What is required: Keep only the lines that hold the string "marker", filtering out the rest of the entries below.

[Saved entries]
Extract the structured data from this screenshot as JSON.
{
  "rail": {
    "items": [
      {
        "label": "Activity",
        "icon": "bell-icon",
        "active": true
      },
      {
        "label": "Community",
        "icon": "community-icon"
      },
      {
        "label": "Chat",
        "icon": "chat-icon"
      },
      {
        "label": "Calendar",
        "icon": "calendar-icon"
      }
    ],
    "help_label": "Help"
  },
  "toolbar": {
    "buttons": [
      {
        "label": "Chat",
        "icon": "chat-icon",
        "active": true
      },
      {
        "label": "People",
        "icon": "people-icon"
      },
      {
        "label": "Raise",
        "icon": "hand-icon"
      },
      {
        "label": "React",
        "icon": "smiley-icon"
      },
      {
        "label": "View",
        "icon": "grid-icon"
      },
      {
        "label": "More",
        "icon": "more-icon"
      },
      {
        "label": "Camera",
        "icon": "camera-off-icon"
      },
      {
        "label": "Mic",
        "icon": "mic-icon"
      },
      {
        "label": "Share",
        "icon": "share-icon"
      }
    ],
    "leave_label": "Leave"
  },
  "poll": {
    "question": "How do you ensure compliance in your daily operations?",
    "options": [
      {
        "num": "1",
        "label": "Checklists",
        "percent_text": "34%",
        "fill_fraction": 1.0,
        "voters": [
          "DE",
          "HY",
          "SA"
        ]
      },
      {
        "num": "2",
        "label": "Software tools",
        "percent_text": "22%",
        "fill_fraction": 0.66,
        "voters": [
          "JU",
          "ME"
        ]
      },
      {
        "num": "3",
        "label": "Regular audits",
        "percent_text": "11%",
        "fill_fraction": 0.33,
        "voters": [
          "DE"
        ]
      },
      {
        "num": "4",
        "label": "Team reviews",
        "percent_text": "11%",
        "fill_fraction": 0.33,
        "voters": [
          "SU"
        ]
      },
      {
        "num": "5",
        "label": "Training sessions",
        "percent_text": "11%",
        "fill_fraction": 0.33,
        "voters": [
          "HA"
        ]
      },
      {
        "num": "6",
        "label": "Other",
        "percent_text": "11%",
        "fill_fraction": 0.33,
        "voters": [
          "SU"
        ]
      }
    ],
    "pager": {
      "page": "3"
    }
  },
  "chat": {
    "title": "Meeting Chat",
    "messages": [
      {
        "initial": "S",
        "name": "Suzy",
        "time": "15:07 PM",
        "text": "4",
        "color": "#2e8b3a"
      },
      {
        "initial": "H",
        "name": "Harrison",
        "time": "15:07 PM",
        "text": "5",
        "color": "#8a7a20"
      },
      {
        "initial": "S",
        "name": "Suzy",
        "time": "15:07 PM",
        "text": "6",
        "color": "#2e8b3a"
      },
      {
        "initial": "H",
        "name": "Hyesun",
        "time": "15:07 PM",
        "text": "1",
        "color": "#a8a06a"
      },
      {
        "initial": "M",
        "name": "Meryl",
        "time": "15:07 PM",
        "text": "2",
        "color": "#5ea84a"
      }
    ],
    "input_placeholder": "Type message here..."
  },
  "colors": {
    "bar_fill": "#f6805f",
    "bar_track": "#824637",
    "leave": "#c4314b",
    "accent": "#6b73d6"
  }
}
--
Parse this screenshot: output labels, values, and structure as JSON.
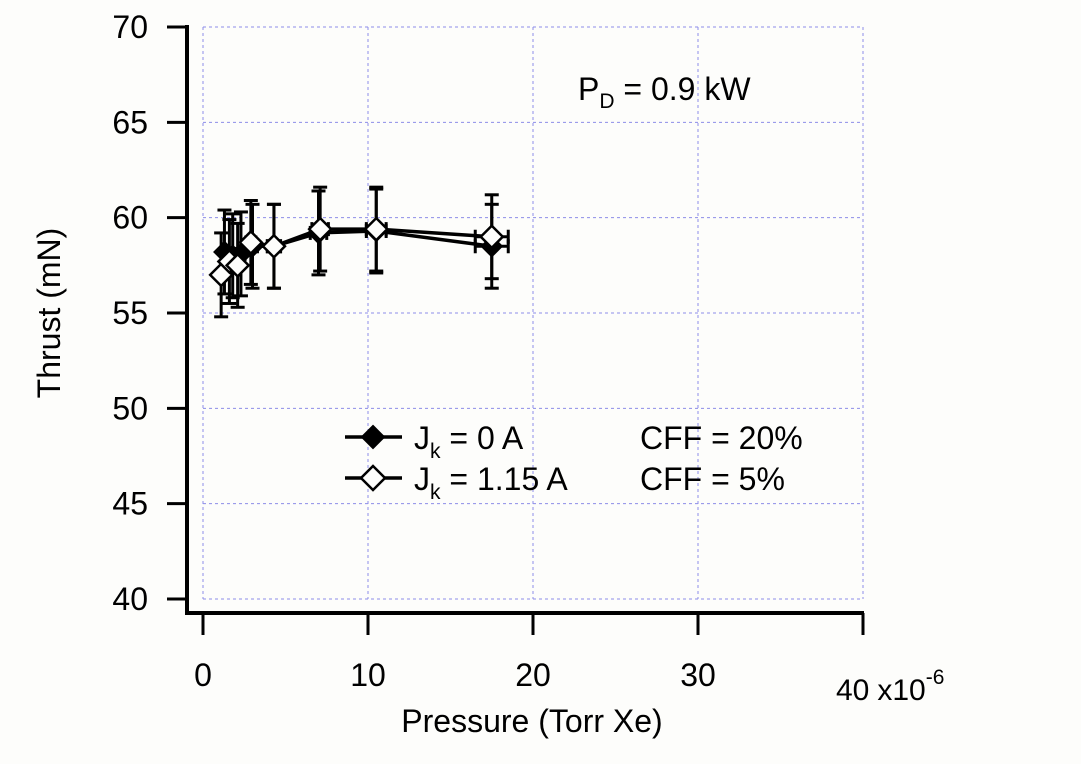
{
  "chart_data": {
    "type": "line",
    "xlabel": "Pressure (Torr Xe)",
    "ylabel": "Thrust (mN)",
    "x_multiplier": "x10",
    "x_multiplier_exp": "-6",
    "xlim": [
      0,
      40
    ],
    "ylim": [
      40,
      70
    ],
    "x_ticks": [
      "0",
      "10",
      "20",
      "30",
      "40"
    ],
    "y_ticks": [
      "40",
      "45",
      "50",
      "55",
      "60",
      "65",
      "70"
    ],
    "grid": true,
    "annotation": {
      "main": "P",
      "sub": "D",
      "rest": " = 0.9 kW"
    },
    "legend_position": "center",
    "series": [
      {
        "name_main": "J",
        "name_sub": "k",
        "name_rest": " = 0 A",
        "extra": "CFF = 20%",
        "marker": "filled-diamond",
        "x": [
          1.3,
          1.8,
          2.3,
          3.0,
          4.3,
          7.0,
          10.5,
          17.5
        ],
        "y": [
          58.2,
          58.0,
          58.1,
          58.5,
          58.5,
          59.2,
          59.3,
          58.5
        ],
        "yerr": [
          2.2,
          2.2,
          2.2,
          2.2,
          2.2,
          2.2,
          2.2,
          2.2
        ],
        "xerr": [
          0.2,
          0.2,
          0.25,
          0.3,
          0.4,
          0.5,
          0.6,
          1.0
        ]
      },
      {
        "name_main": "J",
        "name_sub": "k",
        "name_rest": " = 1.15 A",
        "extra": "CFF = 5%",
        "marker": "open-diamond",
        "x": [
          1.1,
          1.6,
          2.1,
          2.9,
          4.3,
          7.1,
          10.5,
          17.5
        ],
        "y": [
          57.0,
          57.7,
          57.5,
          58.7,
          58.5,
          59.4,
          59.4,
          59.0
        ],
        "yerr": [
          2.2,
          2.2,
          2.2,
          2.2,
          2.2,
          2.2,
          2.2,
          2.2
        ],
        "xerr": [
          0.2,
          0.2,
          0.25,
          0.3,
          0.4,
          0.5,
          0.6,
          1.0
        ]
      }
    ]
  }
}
* * *
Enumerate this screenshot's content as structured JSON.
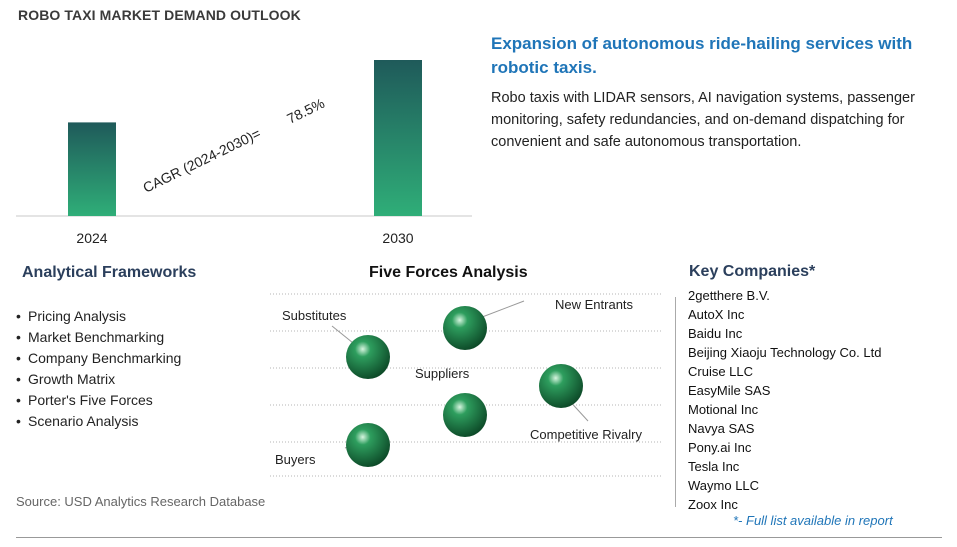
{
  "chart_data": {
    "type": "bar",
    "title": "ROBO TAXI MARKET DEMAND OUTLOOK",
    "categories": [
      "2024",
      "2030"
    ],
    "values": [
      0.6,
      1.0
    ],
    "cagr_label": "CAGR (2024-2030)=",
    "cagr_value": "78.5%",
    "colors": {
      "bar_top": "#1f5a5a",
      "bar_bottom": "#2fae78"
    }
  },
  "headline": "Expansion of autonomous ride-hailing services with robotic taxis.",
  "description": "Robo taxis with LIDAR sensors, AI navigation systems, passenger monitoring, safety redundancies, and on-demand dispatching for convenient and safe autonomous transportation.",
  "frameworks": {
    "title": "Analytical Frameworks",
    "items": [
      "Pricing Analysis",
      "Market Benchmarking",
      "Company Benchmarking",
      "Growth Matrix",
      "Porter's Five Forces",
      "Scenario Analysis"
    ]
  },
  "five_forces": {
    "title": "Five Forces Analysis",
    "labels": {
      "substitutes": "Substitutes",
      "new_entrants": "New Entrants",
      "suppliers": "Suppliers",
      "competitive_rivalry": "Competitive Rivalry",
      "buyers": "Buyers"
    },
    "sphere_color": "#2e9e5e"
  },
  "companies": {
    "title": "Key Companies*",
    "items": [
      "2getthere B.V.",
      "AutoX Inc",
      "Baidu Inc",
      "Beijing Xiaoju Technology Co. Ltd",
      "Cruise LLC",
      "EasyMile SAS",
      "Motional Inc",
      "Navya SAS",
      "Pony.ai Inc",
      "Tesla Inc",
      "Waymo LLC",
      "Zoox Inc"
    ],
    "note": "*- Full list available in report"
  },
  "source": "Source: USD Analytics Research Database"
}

Solution for this exercise:
        "marker": "filled-diamond",
        "marker": "open-diamond",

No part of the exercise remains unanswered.